• **TASK REQUIREMENTS**
Gather all lines containing the string "this" and copy them out.

• **DATA EXTRACT**
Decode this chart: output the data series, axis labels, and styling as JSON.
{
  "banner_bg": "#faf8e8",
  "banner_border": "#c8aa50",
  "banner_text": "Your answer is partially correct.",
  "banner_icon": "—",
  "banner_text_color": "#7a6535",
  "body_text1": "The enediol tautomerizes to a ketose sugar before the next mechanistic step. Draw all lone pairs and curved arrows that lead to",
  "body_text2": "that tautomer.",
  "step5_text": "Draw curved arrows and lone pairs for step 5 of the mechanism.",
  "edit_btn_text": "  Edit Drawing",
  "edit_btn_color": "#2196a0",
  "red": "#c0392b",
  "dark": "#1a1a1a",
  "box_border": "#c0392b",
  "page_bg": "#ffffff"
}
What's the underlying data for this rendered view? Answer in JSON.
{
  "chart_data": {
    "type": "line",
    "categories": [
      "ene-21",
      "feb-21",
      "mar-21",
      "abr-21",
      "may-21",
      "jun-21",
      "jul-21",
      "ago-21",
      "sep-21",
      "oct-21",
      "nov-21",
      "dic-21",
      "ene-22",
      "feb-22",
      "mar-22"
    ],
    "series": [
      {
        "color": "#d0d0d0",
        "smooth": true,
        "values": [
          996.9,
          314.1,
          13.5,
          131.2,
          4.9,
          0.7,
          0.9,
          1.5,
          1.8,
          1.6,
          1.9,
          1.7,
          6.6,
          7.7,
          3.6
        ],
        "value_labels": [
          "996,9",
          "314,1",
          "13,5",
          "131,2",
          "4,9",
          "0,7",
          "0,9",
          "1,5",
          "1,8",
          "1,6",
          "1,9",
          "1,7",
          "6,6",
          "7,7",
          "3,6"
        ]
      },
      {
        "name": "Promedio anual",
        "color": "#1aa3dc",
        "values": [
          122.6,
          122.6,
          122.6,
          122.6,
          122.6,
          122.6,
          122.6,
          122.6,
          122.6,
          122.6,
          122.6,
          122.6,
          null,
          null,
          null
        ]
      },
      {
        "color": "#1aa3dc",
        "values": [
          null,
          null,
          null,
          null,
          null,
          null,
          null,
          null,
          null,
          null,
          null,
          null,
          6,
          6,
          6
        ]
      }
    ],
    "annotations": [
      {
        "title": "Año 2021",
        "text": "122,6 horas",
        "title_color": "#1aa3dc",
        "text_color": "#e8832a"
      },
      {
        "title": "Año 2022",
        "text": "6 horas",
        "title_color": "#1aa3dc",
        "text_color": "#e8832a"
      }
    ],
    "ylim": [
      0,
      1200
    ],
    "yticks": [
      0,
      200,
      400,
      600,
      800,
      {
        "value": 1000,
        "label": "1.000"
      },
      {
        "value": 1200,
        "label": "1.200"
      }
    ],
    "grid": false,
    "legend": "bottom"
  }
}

• **EXERCISE SOLUTION**
Decode this chart: output the data series, axis labels, and styling as JSON.
What's the underlying data for this rendered view? Answer in JSON.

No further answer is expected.